▸ **Exercise aim**
Figure out how many lines of the material below contain the word "说法正确". Answer with the number only.

Data excerpts
============

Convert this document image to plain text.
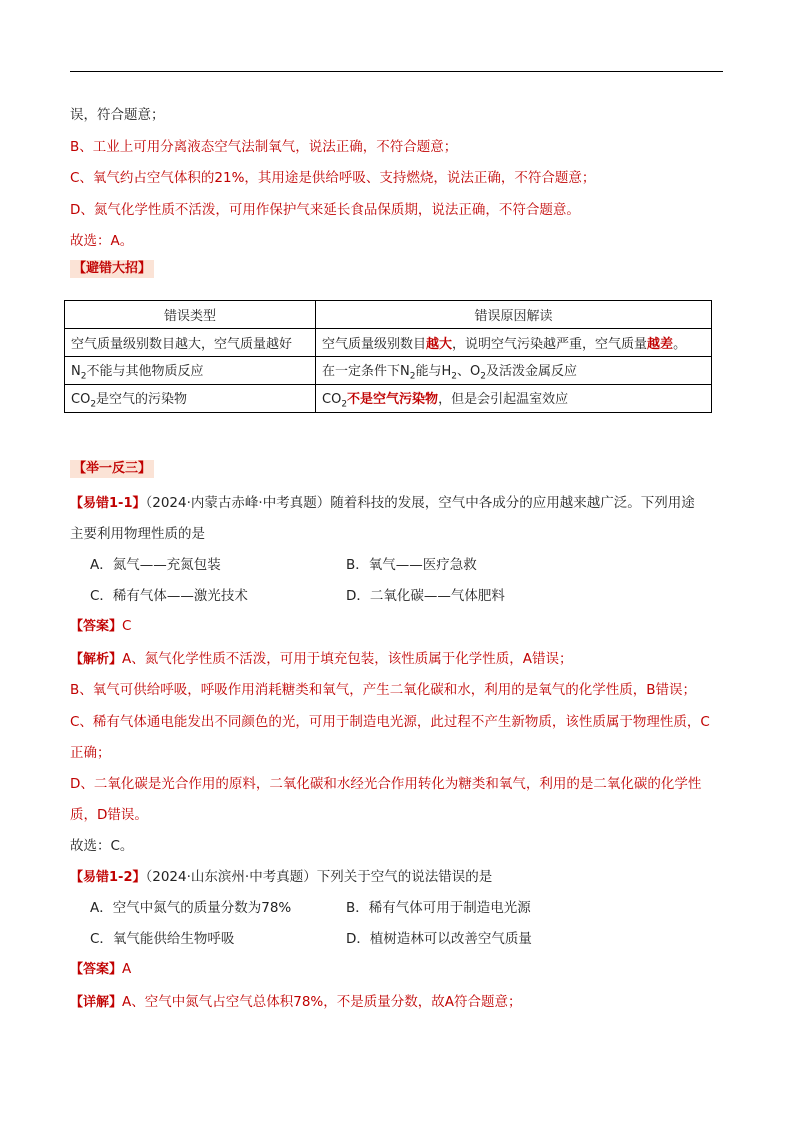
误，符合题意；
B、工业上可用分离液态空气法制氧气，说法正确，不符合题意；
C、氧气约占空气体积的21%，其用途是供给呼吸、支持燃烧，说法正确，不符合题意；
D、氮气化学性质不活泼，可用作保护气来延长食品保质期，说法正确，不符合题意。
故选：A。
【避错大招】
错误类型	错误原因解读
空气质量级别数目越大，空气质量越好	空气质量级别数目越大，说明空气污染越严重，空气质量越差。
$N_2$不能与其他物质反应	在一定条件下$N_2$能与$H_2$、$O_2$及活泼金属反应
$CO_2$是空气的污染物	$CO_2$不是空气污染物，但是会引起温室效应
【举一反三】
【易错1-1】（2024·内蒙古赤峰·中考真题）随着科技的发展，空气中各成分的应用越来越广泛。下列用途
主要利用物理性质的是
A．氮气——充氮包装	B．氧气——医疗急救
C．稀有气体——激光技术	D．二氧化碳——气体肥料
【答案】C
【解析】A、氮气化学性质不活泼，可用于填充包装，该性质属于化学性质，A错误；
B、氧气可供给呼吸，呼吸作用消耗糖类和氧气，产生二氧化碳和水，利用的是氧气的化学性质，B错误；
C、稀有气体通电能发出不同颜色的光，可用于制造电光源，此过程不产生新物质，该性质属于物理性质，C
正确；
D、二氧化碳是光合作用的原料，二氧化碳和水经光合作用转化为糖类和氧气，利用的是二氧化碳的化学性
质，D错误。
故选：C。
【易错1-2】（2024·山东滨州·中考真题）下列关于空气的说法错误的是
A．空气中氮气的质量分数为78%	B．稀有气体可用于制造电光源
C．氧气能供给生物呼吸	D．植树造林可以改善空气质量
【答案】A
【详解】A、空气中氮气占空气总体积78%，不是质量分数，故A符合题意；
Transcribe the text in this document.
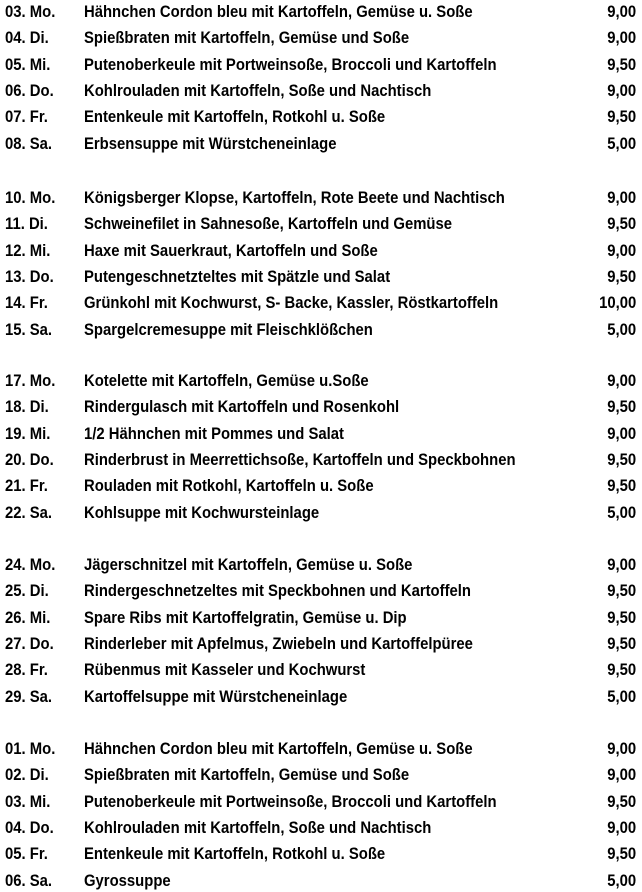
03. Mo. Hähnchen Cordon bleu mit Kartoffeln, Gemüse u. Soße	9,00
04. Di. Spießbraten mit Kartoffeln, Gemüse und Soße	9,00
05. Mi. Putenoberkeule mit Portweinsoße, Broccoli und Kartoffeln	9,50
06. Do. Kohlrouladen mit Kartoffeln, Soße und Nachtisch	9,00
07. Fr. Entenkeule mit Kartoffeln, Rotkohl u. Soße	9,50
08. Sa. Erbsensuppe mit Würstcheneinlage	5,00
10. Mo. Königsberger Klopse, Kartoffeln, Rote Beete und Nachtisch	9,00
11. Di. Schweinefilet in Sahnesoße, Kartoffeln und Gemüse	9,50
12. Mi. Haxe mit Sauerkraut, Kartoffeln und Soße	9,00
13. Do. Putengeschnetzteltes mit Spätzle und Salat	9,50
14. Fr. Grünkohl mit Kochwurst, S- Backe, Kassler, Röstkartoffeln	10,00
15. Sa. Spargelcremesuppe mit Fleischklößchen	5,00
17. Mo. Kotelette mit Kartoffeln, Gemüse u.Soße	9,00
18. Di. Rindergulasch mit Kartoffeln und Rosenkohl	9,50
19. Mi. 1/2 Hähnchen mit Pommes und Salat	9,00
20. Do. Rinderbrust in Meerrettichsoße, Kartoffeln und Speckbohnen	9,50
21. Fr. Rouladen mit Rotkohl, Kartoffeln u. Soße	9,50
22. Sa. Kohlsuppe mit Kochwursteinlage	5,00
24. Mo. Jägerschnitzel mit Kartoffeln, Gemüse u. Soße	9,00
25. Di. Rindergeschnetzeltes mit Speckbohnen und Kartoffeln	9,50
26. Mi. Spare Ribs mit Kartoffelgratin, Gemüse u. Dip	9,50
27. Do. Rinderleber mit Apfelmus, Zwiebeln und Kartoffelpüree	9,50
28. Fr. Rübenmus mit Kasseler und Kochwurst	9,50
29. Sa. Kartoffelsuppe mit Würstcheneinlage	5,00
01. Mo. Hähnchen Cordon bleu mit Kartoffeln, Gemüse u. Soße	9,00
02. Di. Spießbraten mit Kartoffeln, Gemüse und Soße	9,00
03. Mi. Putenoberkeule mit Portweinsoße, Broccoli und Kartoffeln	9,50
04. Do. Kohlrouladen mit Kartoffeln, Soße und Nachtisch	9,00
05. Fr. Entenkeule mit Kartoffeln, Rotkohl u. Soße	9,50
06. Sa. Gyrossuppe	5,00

============

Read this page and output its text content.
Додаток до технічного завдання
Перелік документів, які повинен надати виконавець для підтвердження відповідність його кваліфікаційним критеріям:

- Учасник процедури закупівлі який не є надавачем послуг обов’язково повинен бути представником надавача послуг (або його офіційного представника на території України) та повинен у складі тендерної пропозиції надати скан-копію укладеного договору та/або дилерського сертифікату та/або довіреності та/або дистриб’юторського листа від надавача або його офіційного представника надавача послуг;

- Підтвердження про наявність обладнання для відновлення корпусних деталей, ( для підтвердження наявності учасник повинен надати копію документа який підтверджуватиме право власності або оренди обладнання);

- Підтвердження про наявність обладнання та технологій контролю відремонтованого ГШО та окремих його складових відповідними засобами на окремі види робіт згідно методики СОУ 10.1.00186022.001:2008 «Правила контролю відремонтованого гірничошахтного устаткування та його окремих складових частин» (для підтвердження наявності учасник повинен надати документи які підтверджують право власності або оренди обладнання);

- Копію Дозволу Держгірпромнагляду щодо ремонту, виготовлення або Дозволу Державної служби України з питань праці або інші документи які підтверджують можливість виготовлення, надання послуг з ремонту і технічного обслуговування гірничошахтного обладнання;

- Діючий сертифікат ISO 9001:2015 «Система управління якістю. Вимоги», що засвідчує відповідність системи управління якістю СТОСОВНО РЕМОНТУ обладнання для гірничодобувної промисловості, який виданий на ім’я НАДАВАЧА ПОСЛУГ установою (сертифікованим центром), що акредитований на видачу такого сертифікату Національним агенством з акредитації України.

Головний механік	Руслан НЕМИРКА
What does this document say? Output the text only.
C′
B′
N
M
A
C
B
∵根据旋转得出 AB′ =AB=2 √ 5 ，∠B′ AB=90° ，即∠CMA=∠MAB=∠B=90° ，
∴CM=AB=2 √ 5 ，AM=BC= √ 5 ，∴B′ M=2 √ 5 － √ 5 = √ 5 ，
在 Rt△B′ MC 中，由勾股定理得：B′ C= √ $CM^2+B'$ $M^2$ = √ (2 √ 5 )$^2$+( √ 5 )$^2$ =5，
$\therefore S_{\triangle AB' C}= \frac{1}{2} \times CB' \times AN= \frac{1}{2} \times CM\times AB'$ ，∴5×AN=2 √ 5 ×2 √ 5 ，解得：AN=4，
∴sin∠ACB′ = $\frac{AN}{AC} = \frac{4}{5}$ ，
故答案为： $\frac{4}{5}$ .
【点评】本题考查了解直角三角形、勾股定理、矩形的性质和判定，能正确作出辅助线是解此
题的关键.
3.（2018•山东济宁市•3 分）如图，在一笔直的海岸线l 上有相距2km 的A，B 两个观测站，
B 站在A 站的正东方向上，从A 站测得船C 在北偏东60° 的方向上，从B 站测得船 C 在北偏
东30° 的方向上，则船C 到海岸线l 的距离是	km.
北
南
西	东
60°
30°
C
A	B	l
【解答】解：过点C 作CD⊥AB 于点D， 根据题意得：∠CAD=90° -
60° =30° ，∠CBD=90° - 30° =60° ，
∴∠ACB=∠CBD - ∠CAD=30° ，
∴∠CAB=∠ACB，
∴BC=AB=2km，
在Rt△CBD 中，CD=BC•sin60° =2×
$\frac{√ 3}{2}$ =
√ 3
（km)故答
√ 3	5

============

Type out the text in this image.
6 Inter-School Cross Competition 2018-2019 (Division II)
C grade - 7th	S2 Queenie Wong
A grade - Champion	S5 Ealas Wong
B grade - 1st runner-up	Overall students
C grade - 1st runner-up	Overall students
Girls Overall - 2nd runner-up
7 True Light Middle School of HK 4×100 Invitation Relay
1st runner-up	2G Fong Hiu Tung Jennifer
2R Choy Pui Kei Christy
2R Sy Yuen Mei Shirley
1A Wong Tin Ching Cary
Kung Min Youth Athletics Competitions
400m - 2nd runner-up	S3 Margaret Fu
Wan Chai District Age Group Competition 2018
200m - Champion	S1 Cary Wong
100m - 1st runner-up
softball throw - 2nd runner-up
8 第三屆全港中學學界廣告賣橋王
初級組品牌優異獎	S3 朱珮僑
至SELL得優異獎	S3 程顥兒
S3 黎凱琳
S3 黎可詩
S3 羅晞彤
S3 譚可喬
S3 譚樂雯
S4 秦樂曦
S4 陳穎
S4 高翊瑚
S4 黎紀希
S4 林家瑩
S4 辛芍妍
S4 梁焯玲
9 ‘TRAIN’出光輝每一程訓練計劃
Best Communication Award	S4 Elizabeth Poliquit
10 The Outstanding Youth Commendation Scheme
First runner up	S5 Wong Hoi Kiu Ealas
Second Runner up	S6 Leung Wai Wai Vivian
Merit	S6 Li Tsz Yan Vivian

============

▸ **The answer**
3